Exercise instructions
Report how many lines hold the string "title". Give the number and nothing else.

Task material
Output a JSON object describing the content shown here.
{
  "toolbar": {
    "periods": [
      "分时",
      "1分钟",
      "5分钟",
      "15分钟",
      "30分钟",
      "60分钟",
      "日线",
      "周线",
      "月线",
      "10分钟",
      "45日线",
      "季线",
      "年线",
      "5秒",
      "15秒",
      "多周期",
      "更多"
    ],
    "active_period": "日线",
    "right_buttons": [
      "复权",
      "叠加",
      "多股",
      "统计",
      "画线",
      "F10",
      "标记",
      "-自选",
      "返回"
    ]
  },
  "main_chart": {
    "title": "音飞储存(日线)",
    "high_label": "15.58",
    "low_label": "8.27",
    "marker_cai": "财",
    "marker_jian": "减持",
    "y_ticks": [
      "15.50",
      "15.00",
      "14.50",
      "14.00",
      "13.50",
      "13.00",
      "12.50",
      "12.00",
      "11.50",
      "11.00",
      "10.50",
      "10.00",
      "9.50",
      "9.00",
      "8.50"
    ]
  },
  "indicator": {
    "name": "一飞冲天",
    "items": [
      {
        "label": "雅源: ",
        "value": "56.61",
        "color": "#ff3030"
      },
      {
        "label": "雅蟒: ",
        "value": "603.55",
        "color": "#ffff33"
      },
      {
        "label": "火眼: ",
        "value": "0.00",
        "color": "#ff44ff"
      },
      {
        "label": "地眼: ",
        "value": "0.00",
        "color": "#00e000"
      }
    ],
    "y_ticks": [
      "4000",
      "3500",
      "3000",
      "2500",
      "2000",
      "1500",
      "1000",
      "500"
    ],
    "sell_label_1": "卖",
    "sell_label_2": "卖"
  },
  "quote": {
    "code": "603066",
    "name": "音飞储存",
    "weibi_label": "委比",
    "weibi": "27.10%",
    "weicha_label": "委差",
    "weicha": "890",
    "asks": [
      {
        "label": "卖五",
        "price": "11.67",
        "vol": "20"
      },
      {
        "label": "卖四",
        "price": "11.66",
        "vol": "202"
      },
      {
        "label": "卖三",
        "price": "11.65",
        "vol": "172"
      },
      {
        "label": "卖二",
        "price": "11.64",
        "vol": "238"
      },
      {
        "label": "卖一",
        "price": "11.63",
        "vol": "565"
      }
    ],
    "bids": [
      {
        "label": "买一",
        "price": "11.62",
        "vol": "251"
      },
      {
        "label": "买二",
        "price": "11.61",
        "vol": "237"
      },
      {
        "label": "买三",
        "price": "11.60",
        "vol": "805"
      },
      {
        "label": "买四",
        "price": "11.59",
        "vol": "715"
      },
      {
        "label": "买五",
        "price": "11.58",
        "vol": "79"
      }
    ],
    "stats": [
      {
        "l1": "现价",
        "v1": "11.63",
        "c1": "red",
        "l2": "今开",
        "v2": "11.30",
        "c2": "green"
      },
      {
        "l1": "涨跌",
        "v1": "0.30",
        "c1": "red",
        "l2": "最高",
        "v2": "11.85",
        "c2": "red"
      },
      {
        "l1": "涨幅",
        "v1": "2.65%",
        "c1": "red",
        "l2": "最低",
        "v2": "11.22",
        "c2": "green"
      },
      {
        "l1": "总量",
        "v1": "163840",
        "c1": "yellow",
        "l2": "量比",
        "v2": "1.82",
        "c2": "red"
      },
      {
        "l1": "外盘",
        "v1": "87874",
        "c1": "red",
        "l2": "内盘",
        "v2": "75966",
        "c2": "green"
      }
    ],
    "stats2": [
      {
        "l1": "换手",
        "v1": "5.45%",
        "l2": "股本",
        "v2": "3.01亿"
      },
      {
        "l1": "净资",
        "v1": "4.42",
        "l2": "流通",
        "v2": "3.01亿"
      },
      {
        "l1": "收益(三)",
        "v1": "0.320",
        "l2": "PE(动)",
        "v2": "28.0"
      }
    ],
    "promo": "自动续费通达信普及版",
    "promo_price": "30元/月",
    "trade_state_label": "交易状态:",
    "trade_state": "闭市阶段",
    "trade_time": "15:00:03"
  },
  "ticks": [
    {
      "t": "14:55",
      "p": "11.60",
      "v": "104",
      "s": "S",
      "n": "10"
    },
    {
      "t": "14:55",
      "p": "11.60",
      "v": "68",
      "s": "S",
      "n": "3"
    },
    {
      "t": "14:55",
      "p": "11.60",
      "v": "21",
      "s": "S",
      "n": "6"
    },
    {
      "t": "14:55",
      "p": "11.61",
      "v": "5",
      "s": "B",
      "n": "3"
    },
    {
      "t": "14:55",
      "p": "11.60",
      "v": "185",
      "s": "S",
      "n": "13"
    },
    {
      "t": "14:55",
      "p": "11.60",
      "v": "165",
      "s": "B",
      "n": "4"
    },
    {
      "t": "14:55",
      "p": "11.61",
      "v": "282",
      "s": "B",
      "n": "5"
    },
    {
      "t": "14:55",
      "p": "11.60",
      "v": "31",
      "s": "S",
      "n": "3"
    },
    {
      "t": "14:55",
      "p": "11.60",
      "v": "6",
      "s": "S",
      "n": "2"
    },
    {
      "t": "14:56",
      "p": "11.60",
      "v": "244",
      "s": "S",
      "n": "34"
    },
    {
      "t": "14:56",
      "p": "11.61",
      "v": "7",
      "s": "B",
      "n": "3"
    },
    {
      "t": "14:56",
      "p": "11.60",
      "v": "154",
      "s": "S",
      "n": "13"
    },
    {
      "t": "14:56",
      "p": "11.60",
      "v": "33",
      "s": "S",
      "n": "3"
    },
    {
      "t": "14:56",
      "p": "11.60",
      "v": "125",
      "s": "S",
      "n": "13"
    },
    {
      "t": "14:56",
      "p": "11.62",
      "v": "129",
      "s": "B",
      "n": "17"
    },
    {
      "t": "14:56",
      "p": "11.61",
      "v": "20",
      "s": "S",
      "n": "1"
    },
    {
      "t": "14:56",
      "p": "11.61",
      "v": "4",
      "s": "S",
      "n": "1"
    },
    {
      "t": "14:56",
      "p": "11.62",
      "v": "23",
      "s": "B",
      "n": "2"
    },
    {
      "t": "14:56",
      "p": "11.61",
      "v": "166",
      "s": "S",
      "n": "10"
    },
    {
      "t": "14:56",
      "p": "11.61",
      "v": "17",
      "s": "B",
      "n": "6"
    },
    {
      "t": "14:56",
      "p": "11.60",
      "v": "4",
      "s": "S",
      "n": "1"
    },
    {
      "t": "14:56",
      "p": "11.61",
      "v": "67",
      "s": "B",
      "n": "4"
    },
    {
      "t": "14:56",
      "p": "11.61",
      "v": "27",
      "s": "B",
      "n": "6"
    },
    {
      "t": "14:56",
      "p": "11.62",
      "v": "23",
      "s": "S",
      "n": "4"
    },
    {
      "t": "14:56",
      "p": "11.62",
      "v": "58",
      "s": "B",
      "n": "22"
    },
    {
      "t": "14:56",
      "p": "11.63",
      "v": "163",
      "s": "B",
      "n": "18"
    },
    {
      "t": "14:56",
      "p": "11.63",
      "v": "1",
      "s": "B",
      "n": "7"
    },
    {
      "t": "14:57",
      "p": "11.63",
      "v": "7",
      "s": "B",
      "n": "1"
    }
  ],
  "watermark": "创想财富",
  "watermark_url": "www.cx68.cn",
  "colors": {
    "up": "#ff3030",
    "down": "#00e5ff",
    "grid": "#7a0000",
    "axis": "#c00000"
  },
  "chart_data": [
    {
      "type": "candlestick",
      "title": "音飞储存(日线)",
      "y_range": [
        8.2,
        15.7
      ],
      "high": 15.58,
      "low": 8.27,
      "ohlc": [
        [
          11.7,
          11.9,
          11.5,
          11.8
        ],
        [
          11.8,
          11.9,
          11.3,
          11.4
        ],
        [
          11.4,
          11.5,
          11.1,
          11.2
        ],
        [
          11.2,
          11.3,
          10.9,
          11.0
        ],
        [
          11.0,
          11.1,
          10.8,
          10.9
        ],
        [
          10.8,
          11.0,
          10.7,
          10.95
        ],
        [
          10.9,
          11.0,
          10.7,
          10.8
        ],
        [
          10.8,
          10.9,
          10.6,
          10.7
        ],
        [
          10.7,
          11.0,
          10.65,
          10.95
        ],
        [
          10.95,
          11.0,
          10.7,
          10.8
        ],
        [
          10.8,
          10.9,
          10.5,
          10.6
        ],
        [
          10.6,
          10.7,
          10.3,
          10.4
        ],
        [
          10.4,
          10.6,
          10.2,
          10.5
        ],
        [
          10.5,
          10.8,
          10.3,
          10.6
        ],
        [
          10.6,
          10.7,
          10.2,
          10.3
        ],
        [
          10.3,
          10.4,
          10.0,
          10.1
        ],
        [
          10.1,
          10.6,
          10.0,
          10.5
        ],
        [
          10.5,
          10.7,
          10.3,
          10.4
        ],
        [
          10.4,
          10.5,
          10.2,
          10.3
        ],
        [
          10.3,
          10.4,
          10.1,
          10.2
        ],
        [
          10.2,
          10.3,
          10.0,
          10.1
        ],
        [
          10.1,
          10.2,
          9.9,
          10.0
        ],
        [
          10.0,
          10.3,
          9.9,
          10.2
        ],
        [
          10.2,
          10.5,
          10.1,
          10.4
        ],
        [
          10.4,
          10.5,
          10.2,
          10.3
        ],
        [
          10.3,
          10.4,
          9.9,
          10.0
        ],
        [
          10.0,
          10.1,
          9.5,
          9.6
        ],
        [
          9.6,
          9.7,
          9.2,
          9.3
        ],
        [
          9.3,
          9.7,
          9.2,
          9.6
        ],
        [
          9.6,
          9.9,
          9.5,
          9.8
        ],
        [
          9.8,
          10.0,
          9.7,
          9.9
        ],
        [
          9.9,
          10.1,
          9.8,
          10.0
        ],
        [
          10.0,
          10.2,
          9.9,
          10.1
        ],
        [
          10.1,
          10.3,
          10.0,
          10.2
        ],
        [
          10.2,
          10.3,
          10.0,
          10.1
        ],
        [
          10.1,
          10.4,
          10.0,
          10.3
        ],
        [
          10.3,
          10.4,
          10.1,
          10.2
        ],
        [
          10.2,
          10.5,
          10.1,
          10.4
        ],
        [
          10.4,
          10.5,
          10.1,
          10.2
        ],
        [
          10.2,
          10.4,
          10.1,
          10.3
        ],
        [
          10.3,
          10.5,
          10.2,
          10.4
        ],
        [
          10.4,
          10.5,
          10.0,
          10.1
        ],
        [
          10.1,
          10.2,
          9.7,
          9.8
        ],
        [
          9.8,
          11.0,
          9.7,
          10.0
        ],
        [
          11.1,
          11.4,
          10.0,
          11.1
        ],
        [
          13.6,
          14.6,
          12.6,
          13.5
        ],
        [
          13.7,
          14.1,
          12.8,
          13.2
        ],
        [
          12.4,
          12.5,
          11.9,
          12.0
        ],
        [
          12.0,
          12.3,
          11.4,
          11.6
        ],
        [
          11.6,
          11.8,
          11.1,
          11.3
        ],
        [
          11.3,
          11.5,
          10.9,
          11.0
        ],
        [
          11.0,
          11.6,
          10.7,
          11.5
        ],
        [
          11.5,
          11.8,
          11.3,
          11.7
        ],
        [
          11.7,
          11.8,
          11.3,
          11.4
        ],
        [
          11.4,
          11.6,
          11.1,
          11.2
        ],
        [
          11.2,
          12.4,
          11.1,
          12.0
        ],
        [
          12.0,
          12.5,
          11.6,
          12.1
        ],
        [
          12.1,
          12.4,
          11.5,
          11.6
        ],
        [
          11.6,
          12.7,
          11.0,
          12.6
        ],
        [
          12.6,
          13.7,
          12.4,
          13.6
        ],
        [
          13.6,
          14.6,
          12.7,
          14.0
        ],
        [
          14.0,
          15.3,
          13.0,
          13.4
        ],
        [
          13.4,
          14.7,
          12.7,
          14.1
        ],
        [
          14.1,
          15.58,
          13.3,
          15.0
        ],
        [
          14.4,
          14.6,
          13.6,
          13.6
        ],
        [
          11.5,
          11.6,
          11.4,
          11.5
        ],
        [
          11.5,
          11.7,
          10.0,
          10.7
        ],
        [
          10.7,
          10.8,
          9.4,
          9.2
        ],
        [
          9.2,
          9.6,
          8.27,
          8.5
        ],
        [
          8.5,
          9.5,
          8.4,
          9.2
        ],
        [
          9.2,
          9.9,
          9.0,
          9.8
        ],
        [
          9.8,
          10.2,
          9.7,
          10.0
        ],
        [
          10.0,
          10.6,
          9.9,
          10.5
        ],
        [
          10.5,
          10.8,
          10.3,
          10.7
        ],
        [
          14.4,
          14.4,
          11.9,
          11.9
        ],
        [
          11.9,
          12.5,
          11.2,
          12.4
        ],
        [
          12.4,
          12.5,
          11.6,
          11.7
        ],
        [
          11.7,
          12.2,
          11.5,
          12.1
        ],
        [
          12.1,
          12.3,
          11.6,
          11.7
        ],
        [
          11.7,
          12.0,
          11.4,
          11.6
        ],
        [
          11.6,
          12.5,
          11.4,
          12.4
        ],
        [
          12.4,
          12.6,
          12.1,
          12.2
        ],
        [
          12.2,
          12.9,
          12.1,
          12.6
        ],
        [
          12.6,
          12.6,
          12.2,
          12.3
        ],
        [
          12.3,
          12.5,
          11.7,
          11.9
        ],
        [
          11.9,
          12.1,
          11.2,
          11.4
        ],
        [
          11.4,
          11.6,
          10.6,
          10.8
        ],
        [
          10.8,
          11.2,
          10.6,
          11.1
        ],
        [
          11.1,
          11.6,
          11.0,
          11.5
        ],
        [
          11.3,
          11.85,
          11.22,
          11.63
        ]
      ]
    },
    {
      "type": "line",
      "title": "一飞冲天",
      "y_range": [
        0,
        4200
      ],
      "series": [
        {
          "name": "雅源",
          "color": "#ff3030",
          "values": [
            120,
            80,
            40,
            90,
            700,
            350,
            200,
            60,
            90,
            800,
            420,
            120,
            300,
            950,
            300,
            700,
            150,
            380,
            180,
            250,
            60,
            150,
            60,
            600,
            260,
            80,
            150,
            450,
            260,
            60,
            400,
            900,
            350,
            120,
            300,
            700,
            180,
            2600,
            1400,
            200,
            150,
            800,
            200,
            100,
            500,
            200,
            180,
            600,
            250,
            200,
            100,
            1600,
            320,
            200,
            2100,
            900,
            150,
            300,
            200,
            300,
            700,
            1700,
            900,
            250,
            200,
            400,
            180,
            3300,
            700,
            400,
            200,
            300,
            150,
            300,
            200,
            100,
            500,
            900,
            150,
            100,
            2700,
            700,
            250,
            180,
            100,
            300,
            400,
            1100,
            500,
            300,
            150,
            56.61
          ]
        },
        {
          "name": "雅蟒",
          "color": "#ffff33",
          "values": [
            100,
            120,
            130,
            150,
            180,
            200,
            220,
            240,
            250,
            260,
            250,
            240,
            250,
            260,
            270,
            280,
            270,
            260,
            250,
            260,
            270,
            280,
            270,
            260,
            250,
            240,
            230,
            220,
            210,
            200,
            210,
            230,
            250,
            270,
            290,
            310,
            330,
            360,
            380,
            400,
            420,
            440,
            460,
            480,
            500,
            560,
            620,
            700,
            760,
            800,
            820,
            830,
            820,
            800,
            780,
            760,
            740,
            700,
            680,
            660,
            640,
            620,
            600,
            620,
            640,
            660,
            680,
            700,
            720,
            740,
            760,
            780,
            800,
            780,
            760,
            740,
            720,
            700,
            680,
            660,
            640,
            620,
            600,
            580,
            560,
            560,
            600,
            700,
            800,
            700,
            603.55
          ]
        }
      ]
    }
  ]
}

Task output
3